» DATA FOR THIS EXERCISE:
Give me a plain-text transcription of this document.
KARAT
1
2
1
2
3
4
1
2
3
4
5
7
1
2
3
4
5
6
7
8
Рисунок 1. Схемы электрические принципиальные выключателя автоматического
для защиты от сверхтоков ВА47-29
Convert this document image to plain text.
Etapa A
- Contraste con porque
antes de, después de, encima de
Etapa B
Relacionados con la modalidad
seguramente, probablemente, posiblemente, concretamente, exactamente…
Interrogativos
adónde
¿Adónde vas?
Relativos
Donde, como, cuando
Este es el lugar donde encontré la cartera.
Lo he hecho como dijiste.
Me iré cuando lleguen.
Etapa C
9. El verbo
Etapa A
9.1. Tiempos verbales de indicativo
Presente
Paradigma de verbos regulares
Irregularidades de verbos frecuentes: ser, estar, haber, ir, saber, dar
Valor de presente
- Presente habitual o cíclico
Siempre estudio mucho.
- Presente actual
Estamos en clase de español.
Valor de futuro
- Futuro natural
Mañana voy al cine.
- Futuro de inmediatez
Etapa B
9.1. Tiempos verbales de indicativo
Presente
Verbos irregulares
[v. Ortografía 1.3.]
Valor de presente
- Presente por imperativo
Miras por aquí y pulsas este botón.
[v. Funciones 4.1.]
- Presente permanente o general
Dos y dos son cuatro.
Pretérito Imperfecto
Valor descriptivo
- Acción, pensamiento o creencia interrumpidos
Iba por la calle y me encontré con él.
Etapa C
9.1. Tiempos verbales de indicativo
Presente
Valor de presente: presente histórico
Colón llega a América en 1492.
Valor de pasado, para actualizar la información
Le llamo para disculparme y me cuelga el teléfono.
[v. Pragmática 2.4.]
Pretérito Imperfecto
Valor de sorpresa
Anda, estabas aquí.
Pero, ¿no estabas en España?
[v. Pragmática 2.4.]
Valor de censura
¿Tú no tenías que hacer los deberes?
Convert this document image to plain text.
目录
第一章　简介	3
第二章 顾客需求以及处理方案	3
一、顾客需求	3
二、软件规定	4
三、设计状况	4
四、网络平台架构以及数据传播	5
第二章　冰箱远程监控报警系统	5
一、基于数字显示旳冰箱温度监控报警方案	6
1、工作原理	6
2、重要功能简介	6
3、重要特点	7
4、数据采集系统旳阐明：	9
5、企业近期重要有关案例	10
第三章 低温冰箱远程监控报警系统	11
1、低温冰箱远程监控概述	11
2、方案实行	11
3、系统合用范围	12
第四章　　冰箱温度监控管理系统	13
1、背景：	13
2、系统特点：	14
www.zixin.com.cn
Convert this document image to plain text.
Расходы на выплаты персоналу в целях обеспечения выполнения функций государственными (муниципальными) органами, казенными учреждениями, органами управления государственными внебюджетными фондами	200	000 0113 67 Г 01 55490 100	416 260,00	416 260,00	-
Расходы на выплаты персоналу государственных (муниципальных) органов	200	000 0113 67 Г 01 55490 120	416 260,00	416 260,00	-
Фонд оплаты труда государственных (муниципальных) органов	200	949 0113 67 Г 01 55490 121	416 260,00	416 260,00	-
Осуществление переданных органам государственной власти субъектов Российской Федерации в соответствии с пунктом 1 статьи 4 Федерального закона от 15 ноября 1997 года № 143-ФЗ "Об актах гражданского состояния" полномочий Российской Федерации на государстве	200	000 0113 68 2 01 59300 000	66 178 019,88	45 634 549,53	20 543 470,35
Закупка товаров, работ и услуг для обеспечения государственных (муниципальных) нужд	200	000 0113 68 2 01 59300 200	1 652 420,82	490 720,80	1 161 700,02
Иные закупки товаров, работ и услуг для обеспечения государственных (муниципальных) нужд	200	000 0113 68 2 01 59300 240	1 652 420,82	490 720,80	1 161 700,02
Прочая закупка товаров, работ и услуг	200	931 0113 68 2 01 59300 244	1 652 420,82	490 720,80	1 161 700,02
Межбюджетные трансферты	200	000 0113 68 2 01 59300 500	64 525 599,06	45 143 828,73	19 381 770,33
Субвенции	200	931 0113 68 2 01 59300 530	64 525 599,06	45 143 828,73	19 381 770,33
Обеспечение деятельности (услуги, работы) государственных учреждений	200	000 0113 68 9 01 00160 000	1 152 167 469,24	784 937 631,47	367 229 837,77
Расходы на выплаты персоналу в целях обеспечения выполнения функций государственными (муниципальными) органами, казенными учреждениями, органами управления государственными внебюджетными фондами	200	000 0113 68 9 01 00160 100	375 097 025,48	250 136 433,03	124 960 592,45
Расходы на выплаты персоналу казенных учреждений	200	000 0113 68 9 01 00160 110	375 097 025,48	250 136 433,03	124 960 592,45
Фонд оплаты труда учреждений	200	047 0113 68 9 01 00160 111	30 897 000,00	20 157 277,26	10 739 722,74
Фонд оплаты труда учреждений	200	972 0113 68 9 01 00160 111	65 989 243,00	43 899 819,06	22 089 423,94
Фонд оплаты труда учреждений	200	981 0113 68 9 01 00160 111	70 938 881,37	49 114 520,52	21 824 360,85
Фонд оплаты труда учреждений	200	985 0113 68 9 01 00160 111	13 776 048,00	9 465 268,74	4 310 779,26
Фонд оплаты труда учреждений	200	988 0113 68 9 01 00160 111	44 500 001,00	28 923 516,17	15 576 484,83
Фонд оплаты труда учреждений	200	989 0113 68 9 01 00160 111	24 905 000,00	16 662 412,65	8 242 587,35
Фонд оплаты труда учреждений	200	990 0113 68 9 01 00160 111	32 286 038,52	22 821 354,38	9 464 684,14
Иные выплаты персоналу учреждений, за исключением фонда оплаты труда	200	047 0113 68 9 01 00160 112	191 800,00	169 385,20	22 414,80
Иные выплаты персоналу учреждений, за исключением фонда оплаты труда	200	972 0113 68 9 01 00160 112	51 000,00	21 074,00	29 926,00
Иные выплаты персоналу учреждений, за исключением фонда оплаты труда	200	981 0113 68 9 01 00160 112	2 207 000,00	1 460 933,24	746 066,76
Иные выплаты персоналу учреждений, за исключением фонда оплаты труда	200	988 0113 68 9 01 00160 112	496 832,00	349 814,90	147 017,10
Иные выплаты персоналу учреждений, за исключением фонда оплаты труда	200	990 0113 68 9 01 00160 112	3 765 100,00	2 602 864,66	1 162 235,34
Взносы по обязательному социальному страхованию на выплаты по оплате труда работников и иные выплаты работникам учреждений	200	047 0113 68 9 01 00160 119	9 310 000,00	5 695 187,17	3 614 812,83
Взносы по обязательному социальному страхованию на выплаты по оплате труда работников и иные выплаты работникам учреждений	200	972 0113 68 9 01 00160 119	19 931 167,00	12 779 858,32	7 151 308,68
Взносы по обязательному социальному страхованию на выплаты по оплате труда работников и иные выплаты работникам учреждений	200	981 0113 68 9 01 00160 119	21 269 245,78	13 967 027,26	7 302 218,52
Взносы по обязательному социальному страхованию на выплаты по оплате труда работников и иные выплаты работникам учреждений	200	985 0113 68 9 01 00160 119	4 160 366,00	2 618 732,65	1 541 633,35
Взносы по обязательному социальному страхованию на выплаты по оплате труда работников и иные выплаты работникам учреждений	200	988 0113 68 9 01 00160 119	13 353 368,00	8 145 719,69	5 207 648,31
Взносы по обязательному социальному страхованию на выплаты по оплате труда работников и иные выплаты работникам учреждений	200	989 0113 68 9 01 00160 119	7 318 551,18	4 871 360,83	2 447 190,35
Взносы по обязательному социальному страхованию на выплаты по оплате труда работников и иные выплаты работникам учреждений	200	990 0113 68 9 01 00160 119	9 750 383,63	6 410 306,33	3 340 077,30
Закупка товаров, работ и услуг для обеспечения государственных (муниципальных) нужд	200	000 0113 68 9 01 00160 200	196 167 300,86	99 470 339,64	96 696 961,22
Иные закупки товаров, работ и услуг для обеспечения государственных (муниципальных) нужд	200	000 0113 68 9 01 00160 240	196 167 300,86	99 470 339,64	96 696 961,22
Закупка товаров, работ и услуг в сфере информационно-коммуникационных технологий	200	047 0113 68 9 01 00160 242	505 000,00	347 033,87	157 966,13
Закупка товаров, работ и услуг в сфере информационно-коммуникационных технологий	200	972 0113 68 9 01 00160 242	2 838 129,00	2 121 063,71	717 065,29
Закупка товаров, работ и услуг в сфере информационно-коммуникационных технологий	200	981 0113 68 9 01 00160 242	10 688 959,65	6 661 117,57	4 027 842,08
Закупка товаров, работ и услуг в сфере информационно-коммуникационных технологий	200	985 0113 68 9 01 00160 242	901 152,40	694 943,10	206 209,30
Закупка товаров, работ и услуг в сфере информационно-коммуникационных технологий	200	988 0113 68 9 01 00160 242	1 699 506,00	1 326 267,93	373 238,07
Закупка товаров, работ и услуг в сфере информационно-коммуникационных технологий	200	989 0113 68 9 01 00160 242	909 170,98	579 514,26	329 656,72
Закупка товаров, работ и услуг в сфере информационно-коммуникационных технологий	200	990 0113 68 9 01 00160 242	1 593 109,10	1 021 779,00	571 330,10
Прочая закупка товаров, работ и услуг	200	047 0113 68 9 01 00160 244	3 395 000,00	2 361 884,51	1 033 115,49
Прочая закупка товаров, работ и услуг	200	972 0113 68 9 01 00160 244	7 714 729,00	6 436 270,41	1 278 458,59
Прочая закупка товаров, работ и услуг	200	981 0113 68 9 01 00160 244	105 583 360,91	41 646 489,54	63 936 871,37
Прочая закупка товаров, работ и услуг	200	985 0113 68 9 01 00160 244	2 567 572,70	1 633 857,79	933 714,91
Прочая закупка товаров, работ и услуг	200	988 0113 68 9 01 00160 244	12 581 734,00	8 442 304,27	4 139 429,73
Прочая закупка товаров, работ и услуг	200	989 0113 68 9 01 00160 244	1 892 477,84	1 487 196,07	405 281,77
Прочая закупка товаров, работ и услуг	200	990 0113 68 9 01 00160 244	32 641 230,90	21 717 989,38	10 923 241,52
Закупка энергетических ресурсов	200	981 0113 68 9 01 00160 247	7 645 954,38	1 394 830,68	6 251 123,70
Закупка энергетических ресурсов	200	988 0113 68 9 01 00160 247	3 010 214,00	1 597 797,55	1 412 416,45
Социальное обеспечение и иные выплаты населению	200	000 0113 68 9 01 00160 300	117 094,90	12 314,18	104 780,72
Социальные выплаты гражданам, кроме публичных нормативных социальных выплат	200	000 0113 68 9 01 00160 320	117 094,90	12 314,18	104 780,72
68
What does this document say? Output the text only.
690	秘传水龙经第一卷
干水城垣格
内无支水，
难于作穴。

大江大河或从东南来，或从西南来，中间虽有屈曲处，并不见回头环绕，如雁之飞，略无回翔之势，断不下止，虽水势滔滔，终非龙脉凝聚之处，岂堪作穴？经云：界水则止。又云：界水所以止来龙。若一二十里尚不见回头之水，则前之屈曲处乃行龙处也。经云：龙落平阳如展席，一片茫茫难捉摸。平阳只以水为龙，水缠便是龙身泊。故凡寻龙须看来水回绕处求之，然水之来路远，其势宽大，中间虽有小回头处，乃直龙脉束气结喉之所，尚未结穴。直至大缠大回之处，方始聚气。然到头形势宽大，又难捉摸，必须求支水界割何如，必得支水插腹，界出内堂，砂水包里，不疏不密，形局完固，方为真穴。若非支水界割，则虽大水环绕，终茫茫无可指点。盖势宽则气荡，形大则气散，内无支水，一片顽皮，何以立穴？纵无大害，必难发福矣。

» EXERCISE:
In the entries above, find lines with "cuando" and copy each.

» ANSWER FOR THE TASK:
Donde, como, cuando
Me iré cuando lleguen.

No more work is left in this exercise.